◆ **The problem**: All of the lines below are to be printed again exactly; images are excluded from the output.

⟨

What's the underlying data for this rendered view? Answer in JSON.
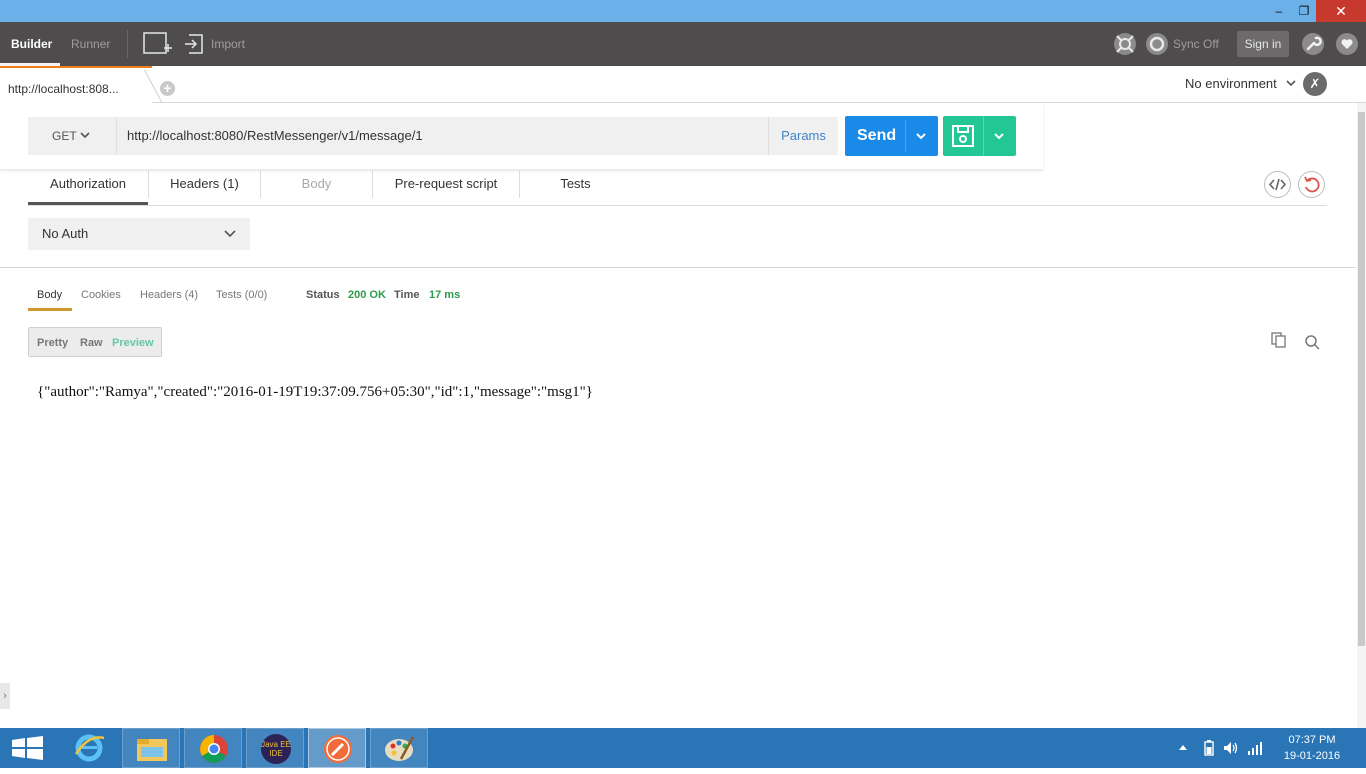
{
  "window": {
    "minimize": "–",
    "maximize": "❐",
    "close": "✕"
  },
  "toolbar": {
    "builder": "Builder",
    "runner": "Runner",
    "import": "Import",
    "sync": "Sync Off",
    "sign_in": "Sign in"
  },
  "tabs": {
    "request_tab": "http://localhost:808...",
    "add": "+"
  },
  "environment": {
    "label": "No environment",
    "settings_glyph": "✗"
  },
  "request": {
    "method": "GET",
    "url": "http://localhost:8080/RestMessenger/v1/message/1",
    "params": "Params",
    "send": "Send"
  },
  "request_tabs": {
    "authorization": "Authorization",
    "headers": "Headers (1)",
    "body": "Body",
    "pre_request": "Pre-request script",
    "tests": "Tests"
  },
  "auth": {
    "type": "No Auth"
  },
  "response": {
    "tabs": {
      "body": "Body",
      "cookies": "Cookies",
      "headers": "Headers (4)",
      "tests": "Tests (0/0)"
    },
    "status_label": "Status",
    "status_value": "200 OK",
    "time_label": "Time",
    "time_value": "17 ms",
    "modes": {
      "pretty": "Pretty",
      "raw": "Raw",
      "preview": "Preview"
    },
    "body_text": "{\"author\":\"Ramya\",\"created\":\"2016-01-19T19:37:09.756+05:30\",\"id\":1,\"message\":\"msg1\"}"
  },
  "taskbar": {
    "apps": [
      "windows-start",
      "internet-explorer",
      "file-explorer",
      "google-chrome",
      "java-ee-ide",
      "postman",
      "paint"
    ],
    "java_label": "Java EE IDE",
    "time": "07:37 PM",
    "date": "19-01-2016"
  },
  "colors": {
    "send_button": "#1a8ae8",
    "save_button": "#22c793",
    "status_ok": "#2e9a4b",
    "active_tab_accent": "#f07f1b",
    "taskbar": "#2a75b5"
  }
}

⟩

◆ **Task solution**:
What's the underlying data for this rendered view? Answer in JSON.
{
  "window": {
    "minimize": "–",
    "maximize": "❐",
    "close": "✕"
  },
  "toolbar": {
    "builder": "Builder",
    "runner": "Runner",
    "import": "Import",
    "sync": "Sync Off",
    "sign_in": "Sign in"
  },
  "tabs": {
    "request_tab": "http://localhost:808...",
    "add": "+"
  },
  "environment": {
    "label": "No environment",
    "settings_glyph": "✗"
  },
  "request": {
    "method": "GET",
    "url": "http://localhost:8080/RestMessenger/v1/message/1",
    "params": "Params",
    "send": "Send"
  },
  "request_tabs": {
    "authorization": "Authorization",
    "headers": "Headers (1)",
    "body": "Body",
    "pre_request": "Pre-request script",
    "tests": "Tests"
  },
  "auth": {
    "type": "No Auth"
  },
  "response": {
    "tabs": {
      "body": "Body",
      "cookies": "Cookies",
      "headers": "Headers (4)",
      "tests": "Tests (0/0)"
    },
    "status_label": "Status",
    "status_value": "200 OK",
    "time_label": "Time",
    "time_value": "17 ms",
    "modes": {
      "pretty": "Pretty",
      "raw": "Raw",
      "preview": "Preview"
    },
    "body_text": "{\"author\":\"Ramya\",\"created\":\"2016-01-19T19:37:09.756+05:30\",\"id\":1,\"message\":\"msg1\"}"
  },
  "taskbar": {
    "apps": [
      "windows-start",
      "internet-explorer",
      "file-explorer",
      "google-chrome",
      "java-ee-ide",
      "postman",
      "paint"
    ],
    "java_label": "Java EE IDE",
    "time": "07:37 PM",
    "date": "19-01-2016"
  },
  "colors": {
    "send_button": "#1a8ae8",
    "save_button": "#22c793",
    "status_ok": "#2e9a4b",
    "active_tab_accent": "#f07f1b",
    "taskbar": "#2a75b5"
  }
}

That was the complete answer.